begin Input data

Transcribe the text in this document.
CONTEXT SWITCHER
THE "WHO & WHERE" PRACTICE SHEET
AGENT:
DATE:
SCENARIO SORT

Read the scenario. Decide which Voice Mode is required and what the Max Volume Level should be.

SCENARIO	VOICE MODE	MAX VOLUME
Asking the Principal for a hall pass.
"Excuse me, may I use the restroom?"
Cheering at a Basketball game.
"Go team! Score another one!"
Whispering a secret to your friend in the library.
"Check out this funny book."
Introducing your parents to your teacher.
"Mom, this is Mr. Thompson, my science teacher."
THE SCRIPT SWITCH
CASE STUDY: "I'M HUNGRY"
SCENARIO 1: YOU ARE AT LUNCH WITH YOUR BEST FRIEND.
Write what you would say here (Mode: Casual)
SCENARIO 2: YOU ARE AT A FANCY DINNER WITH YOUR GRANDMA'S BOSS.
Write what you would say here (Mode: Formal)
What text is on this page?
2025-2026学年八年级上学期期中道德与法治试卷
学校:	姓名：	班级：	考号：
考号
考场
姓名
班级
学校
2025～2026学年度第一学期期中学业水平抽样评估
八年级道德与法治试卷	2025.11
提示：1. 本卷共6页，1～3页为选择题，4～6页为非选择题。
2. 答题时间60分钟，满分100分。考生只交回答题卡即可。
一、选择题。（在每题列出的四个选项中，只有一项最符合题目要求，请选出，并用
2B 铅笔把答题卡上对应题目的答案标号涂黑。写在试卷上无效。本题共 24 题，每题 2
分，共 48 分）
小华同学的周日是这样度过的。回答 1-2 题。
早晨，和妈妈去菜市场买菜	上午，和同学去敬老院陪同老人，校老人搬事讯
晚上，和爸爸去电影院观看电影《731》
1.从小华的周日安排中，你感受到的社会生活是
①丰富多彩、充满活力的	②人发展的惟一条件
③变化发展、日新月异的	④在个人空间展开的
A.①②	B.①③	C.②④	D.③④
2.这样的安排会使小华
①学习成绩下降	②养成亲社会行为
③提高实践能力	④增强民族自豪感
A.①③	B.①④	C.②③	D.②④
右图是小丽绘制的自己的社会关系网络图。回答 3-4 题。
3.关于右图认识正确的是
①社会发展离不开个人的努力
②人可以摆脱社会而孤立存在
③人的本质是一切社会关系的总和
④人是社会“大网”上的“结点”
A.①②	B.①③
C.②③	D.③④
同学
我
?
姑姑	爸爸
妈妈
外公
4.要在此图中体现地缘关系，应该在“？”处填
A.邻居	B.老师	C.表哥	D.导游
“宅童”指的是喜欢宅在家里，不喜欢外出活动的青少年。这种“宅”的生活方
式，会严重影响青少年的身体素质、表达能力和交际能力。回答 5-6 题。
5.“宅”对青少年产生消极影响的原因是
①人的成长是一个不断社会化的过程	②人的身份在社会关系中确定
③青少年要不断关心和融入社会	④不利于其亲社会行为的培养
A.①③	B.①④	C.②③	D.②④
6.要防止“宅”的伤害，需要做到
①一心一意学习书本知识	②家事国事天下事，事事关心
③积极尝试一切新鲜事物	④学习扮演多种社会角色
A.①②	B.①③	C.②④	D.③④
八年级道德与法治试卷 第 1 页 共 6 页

end Input data

What you will do> In the entries above, identify every line with the word "would". Copy those lines.

The response>
Write what you would say here (Mode: Casual)
Write what you would say here (Mode: Formal)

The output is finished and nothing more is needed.